● Recorded data

--- Start ---

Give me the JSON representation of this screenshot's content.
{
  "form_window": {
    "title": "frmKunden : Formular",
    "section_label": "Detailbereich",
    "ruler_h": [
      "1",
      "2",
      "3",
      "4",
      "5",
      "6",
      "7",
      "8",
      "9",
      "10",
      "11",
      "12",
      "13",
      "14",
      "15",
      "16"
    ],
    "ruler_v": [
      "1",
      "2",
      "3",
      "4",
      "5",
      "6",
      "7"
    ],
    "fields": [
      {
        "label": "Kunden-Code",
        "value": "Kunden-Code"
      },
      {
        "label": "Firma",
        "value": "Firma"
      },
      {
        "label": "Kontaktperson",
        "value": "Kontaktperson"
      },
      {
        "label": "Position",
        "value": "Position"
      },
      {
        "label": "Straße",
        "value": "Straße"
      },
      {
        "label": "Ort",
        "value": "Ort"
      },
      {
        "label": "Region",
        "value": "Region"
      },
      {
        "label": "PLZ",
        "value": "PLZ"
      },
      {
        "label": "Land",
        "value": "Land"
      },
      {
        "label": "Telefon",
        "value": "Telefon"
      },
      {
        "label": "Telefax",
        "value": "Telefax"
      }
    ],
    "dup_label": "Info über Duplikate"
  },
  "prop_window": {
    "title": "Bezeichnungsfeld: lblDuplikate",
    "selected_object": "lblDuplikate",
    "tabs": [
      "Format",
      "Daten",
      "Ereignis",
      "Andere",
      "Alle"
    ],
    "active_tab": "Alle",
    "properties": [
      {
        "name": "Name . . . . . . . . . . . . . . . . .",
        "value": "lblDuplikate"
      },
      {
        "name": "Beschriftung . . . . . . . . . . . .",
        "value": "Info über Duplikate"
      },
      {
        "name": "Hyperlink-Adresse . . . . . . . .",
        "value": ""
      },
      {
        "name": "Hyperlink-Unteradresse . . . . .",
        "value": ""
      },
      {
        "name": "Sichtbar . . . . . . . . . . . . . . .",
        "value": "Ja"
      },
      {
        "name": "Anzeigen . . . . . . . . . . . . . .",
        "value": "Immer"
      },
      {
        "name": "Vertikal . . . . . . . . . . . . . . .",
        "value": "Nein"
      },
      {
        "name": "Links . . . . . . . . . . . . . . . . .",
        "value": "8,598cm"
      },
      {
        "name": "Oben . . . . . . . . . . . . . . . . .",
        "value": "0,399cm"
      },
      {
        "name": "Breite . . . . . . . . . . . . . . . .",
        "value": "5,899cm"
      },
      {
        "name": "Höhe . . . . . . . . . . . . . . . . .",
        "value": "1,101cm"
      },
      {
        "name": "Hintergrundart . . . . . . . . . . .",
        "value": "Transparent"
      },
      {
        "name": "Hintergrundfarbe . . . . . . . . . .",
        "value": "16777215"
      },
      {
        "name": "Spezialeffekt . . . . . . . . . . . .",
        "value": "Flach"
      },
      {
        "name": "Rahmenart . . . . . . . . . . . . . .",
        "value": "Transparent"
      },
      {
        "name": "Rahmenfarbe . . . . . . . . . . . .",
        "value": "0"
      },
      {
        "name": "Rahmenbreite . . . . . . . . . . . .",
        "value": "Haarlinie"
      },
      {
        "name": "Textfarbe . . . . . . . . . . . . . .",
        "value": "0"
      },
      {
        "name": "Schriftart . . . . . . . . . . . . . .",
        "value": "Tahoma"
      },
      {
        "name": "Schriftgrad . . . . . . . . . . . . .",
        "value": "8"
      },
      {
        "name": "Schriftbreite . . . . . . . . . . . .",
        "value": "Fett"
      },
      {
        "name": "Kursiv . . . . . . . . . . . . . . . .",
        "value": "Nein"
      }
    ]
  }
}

--- End ---

● What to work on
Make an exact copy of the data above.

● Task output
Give me the JSON representation of this screenshot's content.
{
  "form_window": {
    "title": "frmKunden : Formular",
    "section_label": "Detailbereich",
    "ruler_h": [
      "1",
      "2",
      "3",
      "4",
      "5",
      "6",
      "7",
      "8",
      "9",
      "10",
      "11",
      "12",
      "13",
      "14",
      "15",
      "16"
    ],
    "ruler_v": [
      "1",
      "2",
      "3",
      "4",
      "5",
      "6",
      "7"
    ],
    "fields": [
      {
        "label": "Kunden-Code",
        "value": "Kunden-Code"
      },
      {
        "label": "Firma",
        "value": "Firma"
      },
      {
        "label": "Kontaktperson",
        "value": "Kontaktperson"
      },
      {
        "label": "Position",
        "value": "Position"
      },
      {
        "label": "Straße",
        "value": "Straße"
      },
      {
        "label": "Ort",
        "value": "Ort"
      },
      {
        "label": "Region",
        "value": "Region"
      },
      {
        "label": "PLZ",
        "value": "PLZ"
      },
      {
        "label": "Land",
        "value": "Land"
      },
      {
        "label": "Telefon",
        "value": "Telefon"
      },
      {
        "label": "Telefax",
        "value": "Telefax"
      }
    ],
    "dup_label": "Info über Duplikate"
  },
  "prop_window": {
    "title": "Bezeichnungsfeld: lblDuplikate",
    "selected_object": "lblDuplikate",
    "tabs": [
      "Format",
      "Daten",
      "Ereignis",
      "Andere",
      "Alle"
    ],
    "active_tab": "Alle",
    "properties": [
      {
        "name": "Name . . . . . . . . . . . . . . . . .",
        "value": "lblDuplikate"
      },
      {
        "name": "Beschriftung . . . . . . . . . . . .",
        "value": "Info über Duplikate"
      },
      {
        "name": "Hyperlink-Adresse . . . . . . . .",
        "value": ""
      },
      {
        "name": "Hyperlink-Unteradresse . . . . .",
        "value": ""
      },
      {
        "name": "Sichtbar . . . . . . . . . . . . . . .",
        "value": "Ja"
      },
      {
        "name": "Anzeigen . . . . . . . . . . . . . .",
        "value": "Immer"
      },
      {
        "name": "Vertikal . . . . . . . . . . . . . . .",
        "value": "Nein"
      },
      {
        "name": "Links . . . . . . . . . . . . . . . . .",
        "value": "8,598cm"
      },
      {
        "name": "Oben . . . . . . . . . . . . . . . . .",
        "value": "0,399cm"
      },
      {
        "name": "Breite . . . . . . . . . . . . . . . .",
        "value": "5,899cm"
      },
      {
        "name": "Höhe . . . . . . . . . . . . . . . . .",
        "value": "1,101cm"
      },
      {
        "name": "Hintergrundart . . . . . . . . . . .",
        "value": "Transparent"
      },
      {
        "name": "Hintergrundfarbe . . . . . . . . . .",
        "value": "16777215"
      },
      {
        "name": "Spezialeffekt . . . . . . . . . . . .",
        "value": "Flach"
      },
      {
        "name": "Rahmenart . . . . . . . . . . . . . .",
        "value": "Transparent"
      },
      {
        "name": "Rahmenfarbe . . . . . . . . . . . .",
        "value": "0"
      },
      {
        "name": "Rahmenbreite . . . . . . . . . . . .",
        "value": "Haarlinie"
      },
      {
        "name": "Textfarbe . . . . . . . . . . . . . .",
        "value": "0"
      },
      {
        "name": "Schriftart . . . . . . . . . . . . . .",
        "value": "Tahoma"
      },
      {
        "name": "Schriftgrad . . . . . . . . . . . . .",
        "value": "8"
      },
      {
        "name": "Schriftbreite . . . . . . . . . . . .",
        "value": "Fett"
      },
      {
        "name": "Kursiv . . . . . . . . . . . . . . . .",
        "value": "Nein"
      }
    ]
  }
}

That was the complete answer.